Identify each line in the records below that contains the word "this", and copy it.

━━━ RECORDS FOR THE EXERCISE

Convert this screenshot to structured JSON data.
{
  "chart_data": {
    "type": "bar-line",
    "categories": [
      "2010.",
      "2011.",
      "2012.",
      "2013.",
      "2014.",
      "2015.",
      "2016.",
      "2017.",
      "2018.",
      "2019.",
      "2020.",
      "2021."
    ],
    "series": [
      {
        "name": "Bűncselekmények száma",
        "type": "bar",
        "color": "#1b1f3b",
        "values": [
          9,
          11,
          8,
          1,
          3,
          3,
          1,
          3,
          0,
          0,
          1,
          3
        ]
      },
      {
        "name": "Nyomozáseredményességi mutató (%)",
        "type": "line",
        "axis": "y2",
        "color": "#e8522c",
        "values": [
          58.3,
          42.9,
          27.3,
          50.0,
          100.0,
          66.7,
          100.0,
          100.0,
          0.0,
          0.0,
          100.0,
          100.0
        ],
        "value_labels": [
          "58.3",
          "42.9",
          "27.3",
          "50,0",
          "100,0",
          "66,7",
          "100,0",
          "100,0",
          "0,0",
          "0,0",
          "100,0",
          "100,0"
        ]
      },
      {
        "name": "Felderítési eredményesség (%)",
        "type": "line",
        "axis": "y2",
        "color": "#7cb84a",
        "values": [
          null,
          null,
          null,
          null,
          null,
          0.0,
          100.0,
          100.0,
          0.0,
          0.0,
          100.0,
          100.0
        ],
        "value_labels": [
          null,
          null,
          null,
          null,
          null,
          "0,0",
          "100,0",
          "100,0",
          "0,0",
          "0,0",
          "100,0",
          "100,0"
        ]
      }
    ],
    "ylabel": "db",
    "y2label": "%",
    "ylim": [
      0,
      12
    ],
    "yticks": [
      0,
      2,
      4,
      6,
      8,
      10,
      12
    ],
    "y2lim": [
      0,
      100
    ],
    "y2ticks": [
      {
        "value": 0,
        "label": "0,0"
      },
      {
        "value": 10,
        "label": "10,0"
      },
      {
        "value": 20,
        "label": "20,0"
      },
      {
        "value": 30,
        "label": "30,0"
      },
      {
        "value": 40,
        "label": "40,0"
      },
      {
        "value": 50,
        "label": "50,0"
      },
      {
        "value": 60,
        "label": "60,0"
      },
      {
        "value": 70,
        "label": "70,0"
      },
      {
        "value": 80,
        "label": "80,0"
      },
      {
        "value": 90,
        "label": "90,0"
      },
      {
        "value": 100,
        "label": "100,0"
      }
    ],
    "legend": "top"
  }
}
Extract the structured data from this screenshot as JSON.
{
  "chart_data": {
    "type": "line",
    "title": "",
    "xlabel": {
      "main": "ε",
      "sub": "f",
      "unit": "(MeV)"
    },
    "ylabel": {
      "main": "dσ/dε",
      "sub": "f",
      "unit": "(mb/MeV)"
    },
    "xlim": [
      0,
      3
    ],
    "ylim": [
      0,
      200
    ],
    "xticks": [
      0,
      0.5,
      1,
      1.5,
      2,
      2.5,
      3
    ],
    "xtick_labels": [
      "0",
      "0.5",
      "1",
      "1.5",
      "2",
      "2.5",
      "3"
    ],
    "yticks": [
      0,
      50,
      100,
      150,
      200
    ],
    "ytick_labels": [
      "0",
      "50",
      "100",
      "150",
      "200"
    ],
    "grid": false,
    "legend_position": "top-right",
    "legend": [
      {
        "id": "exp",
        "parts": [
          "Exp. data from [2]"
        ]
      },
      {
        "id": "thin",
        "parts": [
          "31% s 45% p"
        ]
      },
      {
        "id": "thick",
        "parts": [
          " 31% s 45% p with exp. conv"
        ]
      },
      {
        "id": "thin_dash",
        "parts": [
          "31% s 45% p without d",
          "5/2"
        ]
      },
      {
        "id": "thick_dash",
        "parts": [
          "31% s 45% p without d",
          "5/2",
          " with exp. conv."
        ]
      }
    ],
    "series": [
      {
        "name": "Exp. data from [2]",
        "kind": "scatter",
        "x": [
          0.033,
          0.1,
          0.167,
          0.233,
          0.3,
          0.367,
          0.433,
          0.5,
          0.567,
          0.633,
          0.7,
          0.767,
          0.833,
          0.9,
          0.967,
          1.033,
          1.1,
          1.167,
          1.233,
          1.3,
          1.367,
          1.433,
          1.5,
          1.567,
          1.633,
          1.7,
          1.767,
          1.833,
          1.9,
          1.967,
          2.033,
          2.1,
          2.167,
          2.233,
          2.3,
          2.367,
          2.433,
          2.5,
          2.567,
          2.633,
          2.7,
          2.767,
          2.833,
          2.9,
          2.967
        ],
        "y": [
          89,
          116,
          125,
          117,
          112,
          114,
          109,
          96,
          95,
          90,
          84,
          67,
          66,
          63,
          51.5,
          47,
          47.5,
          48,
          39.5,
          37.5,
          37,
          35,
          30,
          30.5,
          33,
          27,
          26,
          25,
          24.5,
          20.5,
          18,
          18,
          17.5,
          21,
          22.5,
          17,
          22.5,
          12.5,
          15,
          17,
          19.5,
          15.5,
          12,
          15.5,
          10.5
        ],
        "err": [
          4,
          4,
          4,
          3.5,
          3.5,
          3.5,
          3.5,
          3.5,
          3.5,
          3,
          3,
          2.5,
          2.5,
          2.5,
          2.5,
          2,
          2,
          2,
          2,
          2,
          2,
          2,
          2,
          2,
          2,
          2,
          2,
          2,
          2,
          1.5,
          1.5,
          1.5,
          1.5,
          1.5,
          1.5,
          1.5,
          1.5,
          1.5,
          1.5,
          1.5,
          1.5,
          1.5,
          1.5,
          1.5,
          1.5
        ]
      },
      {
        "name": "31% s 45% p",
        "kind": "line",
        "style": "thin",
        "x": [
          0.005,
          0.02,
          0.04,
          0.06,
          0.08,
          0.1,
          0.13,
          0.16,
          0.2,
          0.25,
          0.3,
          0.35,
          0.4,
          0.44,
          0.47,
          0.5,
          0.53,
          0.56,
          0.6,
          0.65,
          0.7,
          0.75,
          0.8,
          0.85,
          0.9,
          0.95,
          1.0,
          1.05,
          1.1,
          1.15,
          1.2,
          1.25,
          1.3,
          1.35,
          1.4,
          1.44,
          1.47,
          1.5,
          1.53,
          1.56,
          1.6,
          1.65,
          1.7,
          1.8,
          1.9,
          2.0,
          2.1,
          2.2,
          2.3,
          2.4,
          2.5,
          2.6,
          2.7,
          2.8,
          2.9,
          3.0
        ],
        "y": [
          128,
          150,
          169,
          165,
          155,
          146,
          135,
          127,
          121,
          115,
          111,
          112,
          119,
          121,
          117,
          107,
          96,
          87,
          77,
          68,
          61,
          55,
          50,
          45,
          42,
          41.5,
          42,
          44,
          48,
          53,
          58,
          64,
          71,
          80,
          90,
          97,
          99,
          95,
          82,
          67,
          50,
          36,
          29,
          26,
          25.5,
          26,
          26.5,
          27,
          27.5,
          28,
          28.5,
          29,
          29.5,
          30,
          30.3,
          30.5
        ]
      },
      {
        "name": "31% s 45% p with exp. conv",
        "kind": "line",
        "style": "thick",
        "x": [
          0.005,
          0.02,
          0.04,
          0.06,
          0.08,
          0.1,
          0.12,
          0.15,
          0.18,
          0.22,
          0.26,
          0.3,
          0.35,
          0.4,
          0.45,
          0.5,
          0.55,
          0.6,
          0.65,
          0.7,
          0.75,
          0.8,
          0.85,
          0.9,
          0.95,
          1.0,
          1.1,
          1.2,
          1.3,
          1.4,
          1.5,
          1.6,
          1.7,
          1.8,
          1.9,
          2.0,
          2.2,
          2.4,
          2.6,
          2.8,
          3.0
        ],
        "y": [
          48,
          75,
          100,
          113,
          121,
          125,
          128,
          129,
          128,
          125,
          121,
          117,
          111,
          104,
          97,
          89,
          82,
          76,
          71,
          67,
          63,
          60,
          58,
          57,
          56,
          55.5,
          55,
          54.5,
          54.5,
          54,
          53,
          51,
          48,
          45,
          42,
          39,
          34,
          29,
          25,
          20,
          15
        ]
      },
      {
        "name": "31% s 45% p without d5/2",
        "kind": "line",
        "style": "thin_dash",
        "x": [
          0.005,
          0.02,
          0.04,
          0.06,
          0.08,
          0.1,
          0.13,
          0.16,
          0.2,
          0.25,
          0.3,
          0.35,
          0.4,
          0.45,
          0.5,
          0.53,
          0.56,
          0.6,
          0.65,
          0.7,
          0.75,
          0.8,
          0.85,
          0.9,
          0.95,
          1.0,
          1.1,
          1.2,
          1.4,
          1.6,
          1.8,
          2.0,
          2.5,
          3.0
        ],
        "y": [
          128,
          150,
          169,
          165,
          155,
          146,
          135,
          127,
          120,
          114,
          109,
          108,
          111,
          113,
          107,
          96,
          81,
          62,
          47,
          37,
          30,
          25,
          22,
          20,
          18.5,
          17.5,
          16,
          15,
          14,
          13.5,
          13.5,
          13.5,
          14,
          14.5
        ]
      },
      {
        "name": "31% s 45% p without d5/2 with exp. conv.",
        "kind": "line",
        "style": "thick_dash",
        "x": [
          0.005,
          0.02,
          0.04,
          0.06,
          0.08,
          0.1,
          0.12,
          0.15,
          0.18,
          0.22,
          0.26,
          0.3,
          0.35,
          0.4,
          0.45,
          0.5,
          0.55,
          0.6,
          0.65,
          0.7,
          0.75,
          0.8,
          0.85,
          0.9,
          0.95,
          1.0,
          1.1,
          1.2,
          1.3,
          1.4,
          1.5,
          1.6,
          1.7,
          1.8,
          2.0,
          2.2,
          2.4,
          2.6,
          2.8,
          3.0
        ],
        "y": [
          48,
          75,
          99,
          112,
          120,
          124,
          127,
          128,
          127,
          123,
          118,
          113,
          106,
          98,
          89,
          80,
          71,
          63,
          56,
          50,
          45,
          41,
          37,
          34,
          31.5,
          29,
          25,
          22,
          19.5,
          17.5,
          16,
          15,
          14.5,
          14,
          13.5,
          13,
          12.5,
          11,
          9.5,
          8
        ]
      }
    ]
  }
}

━━━━━━

> _WORKED SOLUTION_:
Convert this screenshot to structured JSON data.
Extract the structured data from this screenshot as JSON.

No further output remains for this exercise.